### [INFORMATION SHOWN]

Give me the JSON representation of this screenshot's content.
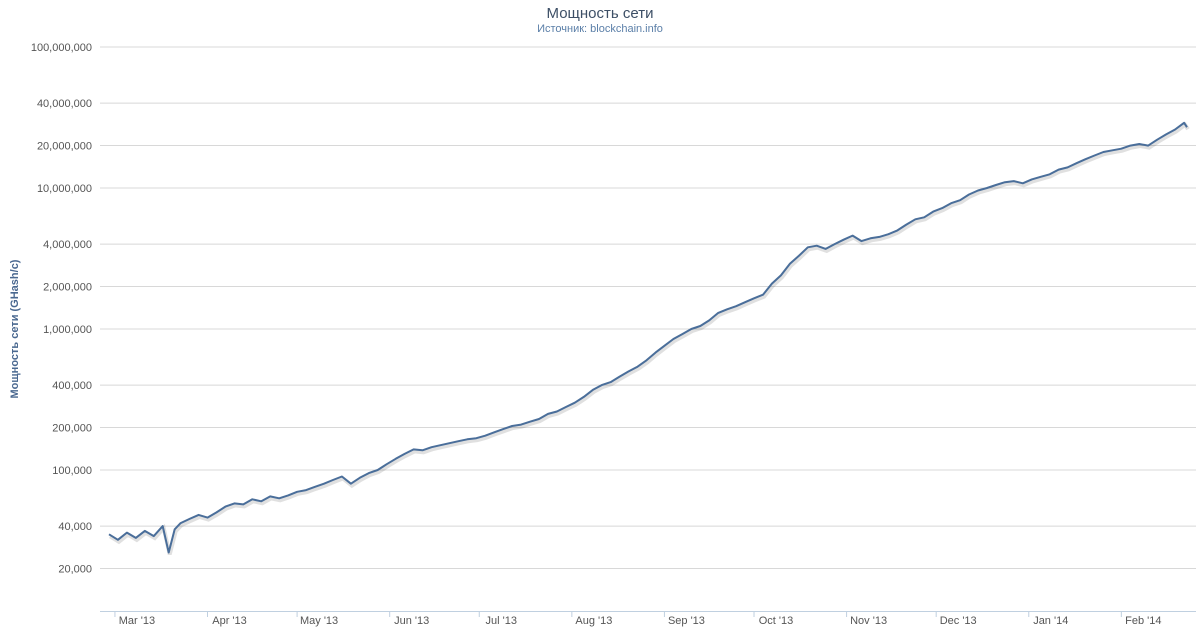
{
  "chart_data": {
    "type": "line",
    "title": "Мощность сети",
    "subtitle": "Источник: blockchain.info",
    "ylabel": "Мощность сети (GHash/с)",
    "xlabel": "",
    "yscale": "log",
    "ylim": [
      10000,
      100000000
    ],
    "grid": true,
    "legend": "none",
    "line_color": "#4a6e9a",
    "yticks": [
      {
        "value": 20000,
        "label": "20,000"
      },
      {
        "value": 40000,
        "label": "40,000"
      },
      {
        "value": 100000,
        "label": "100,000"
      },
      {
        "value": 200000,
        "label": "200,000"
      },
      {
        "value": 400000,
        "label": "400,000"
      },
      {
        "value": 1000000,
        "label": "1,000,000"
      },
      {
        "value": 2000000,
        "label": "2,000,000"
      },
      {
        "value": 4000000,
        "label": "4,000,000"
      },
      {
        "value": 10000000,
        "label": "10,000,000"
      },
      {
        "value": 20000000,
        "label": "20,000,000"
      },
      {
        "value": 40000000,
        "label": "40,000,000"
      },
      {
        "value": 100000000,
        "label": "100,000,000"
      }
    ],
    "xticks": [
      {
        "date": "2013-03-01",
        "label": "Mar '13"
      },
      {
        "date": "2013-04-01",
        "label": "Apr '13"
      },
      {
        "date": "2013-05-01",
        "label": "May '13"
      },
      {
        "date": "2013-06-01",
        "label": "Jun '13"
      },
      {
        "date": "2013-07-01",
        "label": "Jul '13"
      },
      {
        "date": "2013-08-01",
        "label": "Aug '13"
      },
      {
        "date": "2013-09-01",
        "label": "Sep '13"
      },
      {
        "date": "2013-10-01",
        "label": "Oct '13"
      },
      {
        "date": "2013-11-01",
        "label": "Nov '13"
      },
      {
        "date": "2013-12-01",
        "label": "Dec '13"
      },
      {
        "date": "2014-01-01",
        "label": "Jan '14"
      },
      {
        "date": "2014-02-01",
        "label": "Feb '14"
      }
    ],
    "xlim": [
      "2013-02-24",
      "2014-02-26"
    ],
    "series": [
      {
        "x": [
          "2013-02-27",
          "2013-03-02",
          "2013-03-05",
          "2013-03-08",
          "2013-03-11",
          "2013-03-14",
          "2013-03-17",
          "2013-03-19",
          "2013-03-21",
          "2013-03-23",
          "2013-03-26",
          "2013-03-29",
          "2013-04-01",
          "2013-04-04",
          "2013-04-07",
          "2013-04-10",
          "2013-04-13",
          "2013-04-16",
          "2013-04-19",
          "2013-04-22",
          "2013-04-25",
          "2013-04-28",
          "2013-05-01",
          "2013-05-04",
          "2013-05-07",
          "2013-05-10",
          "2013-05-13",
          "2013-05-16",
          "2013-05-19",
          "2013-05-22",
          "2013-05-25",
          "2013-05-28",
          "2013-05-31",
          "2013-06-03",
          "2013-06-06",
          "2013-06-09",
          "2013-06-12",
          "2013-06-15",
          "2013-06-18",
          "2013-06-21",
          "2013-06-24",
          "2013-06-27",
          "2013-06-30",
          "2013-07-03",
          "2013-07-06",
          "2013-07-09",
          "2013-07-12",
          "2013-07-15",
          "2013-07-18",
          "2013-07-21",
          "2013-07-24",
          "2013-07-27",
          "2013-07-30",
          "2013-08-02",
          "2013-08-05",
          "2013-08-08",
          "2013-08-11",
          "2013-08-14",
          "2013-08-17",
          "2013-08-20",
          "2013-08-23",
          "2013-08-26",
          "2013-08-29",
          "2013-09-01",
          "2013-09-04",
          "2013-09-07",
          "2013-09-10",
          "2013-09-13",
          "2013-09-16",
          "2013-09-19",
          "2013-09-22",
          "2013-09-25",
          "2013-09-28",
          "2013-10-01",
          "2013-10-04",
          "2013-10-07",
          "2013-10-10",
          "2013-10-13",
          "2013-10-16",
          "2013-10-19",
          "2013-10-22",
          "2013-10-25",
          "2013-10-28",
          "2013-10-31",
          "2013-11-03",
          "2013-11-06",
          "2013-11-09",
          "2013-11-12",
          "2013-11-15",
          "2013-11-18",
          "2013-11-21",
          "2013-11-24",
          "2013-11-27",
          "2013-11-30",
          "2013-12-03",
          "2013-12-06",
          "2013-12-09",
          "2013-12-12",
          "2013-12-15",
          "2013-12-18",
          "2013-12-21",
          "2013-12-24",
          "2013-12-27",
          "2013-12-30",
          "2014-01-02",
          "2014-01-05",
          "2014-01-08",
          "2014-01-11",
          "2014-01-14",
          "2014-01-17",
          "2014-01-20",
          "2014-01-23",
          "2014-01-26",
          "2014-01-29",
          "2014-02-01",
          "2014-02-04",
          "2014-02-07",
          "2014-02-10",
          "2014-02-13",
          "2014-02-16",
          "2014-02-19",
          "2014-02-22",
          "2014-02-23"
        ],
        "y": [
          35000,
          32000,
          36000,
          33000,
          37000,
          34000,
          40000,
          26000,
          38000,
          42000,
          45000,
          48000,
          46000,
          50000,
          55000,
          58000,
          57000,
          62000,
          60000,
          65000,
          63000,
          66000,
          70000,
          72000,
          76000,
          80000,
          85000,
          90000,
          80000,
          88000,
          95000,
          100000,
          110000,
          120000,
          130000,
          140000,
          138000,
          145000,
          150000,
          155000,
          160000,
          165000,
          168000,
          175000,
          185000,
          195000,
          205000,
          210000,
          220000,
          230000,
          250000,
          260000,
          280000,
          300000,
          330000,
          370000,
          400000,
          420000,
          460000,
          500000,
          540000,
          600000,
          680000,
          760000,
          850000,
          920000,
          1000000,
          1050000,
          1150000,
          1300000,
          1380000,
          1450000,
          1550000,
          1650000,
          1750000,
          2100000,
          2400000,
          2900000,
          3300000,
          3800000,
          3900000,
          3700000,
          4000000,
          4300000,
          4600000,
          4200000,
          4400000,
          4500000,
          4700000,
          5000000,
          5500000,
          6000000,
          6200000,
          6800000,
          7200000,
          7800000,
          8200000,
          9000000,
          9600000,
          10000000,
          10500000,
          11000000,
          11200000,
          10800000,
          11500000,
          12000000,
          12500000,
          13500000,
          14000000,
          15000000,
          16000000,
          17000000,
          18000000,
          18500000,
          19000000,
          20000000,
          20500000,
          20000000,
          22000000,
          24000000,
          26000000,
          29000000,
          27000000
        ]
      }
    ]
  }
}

### [CHALLENGE]
The required answer is a single number: the count of lines in the entries that hold the string "value".

### [RESPONSE TO THIS EXERCISE]
12